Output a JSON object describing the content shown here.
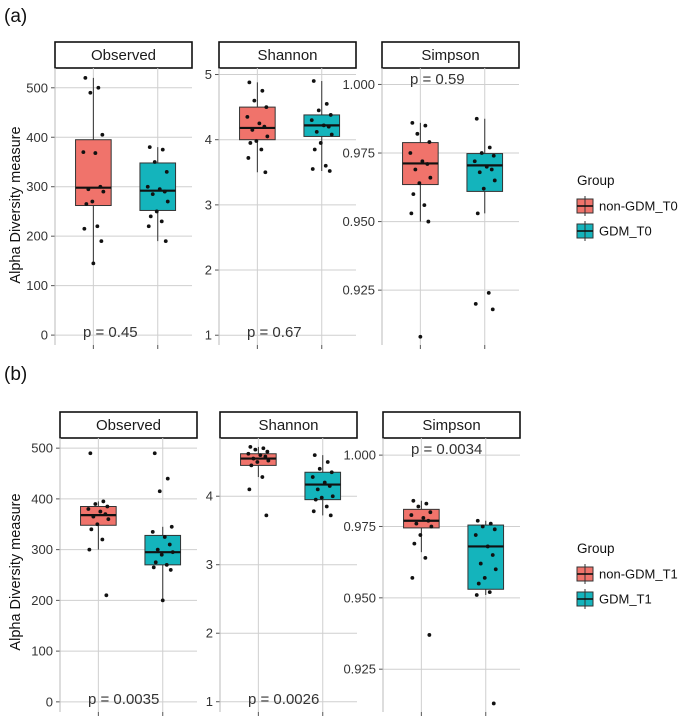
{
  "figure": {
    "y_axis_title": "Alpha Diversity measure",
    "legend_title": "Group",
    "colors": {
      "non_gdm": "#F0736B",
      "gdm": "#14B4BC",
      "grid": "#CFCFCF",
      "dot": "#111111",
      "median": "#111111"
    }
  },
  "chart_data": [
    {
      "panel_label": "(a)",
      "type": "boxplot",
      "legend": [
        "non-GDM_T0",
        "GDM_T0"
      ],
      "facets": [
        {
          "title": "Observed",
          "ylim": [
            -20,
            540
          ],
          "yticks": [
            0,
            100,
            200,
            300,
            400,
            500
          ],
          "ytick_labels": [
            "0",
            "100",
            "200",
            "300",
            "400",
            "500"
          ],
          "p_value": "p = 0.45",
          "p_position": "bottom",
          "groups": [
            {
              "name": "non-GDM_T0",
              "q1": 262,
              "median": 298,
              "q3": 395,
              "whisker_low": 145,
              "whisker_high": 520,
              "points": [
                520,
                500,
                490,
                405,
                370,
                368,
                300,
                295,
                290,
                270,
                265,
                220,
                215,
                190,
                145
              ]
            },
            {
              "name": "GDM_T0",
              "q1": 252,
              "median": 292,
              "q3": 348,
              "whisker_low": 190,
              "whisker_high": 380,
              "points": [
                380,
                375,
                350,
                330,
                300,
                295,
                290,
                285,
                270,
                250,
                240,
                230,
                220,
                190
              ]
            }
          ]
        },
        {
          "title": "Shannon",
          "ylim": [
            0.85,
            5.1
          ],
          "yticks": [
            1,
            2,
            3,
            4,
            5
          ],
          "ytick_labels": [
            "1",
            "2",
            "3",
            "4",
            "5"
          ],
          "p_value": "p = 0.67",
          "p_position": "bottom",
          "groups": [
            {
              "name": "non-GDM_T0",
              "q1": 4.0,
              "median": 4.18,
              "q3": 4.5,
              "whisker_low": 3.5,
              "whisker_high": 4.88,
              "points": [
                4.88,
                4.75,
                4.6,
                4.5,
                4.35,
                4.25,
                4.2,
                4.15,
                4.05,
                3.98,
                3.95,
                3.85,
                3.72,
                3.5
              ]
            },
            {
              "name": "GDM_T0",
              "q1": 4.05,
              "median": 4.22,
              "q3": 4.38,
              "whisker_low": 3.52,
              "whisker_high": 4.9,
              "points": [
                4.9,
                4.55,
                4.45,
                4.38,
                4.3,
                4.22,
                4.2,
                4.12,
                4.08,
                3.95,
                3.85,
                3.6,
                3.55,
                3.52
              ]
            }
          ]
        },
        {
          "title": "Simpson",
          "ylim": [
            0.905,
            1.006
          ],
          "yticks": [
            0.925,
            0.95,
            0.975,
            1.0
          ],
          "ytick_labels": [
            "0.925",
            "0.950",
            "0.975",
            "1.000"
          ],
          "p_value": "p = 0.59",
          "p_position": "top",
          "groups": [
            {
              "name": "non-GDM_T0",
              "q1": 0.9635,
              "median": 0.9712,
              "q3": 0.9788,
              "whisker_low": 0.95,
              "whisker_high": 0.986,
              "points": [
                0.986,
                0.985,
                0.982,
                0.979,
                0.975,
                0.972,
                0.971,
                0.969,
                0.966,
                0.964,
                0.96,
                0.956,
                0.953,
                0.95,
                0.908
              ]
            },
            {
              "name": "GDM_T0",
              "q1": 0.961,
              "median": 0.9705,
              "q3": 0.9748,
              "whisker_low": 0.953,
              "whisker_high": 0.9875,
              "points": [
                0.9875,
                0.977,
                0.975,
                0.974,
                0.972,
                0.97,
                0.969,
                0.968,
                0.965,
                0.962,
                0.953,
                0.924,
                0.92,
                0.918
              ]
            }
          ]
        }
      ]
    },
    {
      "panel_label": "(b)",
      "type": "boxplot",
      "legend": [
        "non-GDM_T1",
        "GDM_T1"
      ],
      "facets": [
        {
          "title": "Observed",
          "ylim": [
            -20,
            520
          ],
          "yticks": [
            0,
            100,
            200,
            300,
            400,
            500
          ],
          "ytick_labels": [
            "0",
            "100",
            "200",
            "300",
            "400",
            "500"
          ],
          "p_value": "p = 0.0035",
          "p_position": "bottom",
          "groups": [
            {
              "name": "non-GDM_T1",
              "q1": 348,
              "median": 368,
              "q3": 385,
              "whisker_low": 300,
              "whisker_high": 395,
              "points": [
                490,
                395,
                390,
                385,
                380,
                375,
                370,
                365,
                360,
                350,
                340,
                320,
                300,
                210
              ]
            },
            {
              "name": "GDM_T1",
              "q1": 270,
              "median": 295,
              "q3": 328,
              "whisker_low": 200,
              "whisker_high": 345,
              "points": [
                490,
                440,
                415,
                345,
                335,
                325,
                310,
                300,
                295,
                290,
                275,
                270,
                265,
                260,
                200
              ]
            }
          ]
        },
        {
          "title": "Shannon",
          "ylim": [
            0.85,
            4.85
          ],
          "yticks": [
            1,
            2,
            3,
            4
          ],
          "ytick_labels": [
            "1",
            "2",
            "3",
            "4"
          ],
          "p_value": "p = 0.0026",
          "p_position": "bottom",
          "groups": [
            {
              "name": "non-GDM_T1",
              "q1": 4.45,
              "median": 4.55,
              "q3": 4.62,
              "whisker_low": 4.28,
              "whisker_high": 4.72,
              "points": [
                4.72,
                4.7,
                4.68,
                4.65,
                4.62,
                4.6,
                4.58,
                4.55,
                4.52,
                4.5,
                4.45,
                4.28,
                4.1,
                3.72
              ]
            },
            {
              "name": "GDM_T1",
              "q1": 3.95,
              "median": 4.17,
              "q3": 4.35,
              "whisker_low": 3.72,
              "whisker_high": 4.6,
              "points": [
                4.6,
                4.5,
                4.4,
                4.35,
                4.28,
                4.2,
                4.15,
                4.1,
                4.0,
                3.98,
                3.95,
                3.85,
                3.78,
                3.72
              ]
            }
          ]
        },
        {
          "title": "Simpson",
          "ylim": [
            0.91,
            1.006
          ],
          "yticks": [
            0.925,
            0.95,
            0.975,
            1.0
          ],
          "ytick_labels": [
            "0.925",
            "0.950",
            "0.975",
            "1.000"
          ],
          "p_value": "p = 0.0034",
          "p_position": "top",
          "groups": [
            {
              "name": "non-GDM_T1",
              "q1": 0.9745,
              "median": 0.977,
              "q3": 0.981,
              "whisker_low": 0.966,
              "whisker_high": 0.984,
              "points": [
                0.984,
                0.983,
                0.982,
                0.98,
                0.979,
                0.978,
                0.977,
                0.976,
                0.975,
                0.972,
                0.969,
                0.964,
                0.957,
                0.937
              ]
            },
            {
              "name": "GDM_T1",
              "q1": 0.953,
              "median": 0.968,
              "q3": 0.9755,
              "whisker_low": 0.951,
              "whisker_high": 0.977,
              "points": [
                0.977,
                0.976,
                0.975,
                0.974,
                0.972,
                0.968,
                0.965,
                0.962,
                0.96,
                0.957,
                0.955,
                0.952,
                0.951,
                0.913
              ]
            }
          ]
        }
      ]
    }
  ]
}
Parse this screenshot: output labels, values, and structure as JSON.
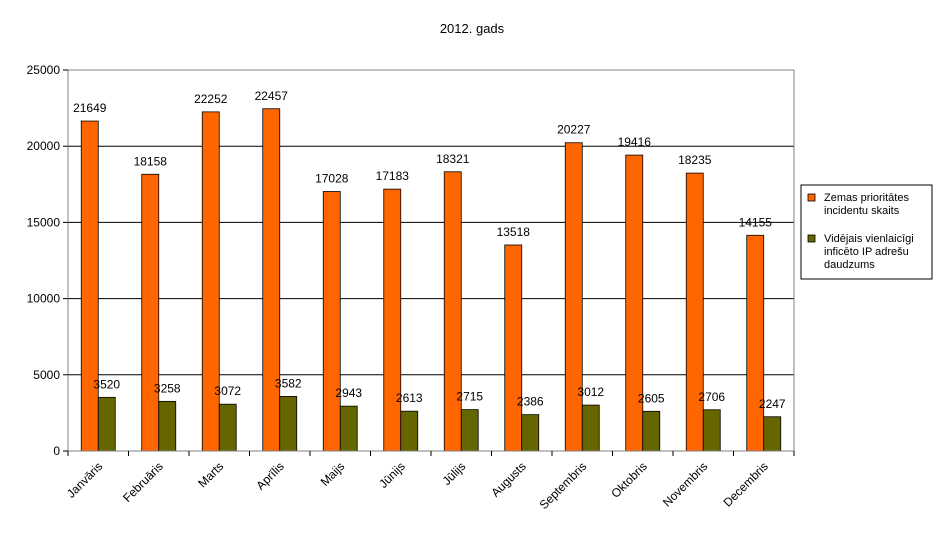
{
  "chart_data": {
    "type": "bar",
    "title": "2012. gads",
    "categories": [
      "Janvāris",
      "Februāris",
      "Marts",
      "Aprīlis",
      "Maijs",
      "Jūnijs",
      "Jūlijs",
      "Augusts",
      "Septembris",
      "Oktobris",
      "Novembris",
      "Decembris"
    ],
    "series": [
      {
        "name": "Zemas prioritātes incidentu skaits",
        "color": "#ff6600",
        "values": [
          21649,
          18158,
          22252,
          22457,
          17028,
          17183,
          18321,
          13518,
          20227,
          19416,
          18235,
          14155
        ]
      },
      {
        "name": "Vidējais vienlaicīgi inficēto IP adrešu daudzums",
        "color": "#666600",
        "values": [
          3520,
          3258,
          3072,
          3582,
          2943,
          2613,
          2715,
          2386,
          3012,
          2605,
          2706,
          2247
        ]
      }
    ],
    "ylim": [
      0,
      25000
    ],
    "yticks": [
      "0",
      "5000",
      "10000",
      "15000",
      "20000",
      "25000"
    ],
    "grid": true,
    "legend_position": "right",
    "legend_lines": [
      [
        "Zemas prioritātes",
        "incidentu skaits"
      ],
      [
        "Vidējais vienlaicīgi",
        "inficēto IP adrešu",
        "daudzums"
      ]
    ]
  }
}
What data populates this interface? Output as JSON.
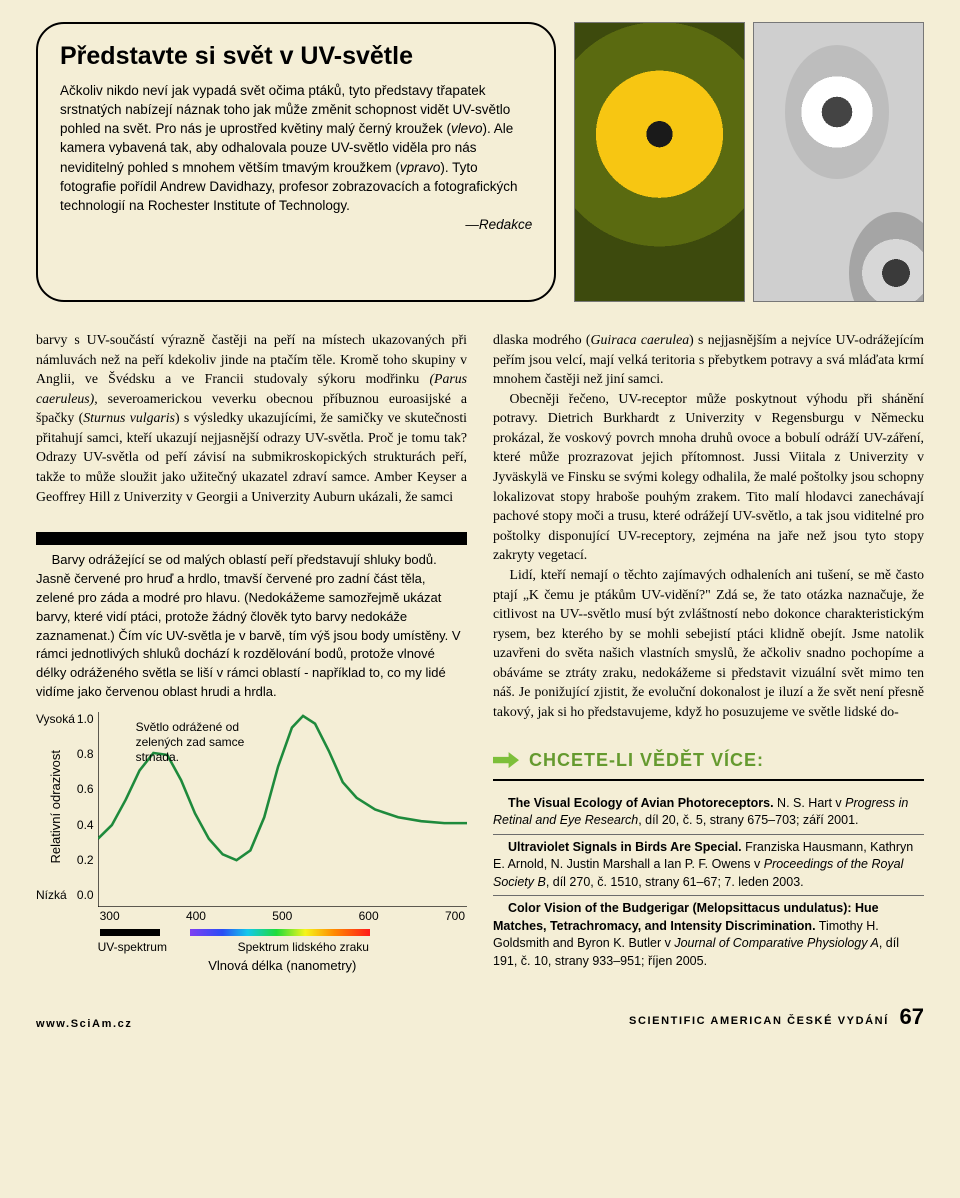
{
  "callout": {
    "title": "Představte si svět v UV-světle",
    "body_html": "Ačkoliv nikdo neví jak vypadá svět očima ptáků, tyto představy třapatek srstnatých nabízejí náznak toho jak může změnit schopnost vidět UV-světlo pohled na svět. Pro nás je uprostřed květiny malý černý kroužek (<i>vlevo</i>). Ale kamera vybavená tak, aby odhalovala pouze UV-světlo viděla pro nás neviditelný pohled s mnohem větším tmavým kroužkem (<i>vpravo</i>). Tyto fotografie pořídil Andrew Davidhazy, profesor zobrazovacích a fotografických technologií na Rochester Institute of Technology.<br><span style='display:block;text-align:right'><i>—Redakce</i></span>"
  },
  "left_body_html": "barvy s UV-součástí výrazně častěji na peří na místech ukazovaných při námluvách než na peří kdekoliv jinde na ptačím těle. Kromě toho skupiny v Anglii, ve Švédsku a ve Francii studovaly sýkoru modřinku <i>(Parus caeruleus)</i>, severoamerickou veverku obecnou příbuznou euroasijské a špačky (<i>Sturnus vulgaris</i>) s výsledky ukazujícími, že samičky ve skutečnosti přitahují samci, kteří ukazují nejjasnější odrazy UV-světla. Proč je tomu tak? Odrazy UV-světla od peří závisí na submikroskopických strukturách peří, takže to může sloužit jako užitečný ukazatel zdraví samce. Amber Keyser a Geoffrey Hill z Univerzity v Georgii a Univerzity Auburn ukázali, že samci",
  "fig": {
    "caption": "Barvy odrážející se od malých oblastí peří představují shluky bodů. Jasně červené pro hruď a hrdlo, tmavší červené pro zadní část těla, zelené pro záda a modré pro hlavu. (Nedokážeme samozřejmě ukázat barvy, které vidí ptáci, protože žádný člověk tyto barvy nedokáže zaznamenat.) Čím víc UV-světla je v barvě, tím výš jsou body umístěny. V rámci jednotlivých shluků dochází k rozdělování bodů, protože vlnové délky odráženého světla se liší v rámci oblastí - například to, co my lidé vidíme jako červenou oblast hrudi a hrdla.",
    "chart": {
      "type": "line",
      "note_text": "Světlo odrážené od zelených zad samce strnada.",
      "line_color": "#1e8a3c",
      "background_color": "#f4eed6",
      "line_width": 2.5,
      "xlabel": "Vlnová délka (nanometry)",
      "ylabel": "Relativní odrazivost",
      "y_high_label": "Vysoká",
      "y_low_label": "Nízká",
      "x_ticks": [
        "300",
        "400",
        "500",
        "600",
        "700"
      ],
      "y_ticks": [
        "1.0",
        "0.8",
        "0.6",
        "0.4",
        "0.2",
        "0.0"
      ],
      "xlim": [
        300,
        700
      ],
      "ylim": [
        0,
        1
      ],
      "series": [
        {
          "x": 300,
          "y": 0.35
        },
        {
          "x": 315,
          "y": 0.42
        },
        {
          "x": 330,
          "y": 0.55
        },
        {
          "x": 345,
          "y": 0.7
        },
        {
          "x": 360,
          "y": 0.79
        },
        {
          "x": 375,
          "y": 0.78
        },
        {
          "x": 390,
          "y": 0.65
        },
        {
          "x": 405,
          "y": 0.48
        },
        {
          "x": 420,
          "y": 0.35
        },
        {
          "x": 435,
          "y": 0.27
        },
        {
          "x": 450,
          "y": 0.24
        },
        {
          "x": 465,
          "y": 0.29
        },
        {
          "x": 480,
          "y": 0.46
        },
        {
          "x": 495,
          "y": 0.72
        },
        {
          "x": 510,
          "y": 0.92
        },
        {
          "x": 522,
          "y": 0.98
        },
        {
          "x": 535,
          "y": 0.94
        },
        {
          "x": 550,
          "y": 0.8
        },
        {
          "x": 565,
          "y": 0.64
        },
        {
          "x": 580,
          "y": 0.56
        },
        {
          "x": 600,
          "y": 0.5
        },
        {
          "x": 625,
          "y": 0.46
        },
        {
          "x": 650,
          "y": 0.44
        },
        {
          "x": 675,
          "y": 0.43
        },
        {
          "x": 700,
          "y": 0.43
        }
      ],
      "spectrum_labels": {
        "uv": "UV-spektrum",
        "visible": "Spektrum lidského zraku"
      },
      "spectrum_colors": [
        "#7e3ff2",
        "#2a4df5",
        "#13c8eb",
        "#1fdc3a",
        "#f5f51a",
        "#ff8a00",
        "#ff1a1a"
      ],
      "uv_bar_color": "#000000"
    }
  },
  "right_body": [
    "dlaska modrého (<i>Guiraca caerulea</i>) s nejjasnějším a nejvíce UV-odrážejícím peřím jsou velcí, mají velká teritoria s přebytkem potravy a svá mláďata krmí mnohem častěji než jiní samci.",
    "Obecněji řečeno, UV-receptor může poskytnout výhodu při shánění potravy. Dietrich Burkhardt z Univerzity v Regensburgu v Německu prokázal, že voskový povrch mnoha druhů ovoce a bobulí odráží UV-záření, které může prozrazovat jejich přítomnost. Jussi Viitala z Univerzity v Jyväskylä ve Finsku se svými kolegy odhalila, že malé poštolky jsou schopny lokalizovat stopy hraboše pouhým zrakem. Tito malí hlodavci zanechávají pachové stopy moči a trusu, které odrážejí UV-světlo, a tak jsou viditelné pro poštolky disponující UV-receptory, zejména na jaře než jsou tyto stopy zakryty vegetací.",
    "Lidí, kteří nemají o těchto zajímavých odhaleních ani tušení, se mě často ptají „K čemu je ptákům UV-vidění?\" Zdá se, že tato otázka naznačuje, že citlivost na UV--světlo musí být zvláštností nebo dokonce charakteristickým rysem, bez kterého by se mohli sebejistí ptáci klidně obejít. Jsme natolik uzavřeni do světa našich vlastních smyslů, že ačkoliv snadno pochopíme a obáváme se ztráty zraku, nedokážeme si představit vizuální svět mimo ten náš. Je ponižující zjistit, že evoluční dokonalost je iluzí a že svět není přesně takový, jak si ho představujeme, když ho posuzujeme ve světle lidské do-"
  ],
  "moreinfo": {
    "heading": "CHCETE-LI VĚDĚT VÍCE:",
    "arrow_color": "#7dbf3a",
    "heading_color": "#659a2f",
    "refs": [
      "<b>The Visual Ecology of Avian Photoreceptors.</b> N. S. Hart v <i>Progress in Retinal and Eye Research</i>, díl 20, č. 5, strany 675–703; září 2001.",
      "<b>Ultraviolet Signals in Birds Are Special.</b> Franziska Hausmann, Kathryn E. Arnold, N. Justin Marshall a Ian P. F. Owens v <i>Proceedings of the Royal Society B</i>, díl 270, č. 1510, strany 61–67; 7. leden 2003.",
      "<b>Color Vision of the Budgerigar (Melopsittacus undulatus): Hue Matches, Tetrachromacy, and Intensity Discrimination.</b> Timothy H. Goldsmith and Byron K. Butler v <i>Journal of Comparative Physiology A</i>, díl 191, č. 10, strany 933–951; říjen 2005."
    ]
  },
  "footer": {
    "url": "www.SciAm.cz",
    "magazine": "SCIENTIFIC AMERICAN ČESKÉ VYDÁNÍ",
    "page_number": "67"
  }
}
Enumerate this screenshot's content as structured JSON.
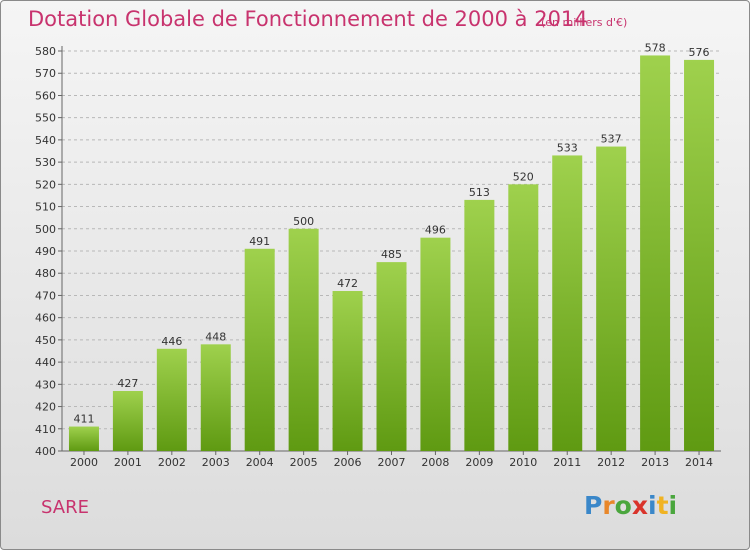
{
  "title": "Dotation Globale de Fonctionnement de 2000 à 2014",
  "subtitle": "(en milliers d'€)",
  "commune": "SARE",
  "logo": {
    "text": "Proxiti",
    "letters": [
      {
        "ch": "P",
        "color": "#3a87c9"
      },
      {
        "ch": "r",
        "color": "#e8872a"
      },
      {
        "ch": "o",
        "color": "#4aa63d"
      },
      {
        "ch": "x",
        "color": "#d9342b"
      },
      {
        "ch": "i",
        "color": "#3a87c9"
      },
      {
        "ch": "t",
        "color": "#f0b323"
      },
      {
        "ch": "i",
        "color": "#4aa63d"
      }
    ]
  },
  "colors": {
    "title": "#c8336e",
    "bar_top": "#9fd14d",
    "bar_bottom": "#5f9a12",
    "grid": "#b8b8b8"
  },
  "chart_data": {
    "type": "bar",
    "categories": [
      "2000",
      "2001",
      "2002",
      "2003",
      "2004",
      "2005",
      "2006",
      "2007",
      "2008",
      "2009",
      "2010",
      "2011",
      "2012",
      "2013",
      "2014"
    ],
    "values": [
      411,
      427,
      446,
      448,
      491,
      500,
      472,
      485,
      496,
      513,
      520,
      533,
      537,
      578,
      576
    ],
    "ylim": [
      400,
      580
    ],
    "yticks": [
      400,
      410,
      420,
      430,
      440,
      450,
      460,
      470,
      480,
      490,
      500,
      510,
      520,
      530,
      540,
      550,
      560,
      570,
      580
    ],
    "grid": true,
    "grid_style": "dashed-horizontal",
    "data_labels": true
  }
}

****

**What the task requires**
Where a line contains the string "strany", extract that line.

**Result of the exercise**
      "<b>The Visual Ecology of Avian Photoreceptors.</b> N. S. Hart v <i>Progress in Retinal and Eye Research</i>, díl 20, č. 5, strany 675–703; září 2001.",
      "<b>Ultraviolet Signals in Birds Are Special.</b> Franziska Hausmann, Kathryn E. Arnold, N. Justin Marshall a Ian P. F. Owens v <i>Proceedings of the Royal Society B</i>, díl 270, č. 1510, strany 61–67; 7. leden 2003.",
      "<b>Color Vision of the Budgerigar (Melopsittacus undulatus): Hue Matches, Tetrachromacy, and Intensity Discrimination.</b> Timothy H. Goldsmith and Byron K. Butler v <i>Journal of Comparative Physiology A</i>, díl 191, č. 10, strany 933–951; říjen 2005."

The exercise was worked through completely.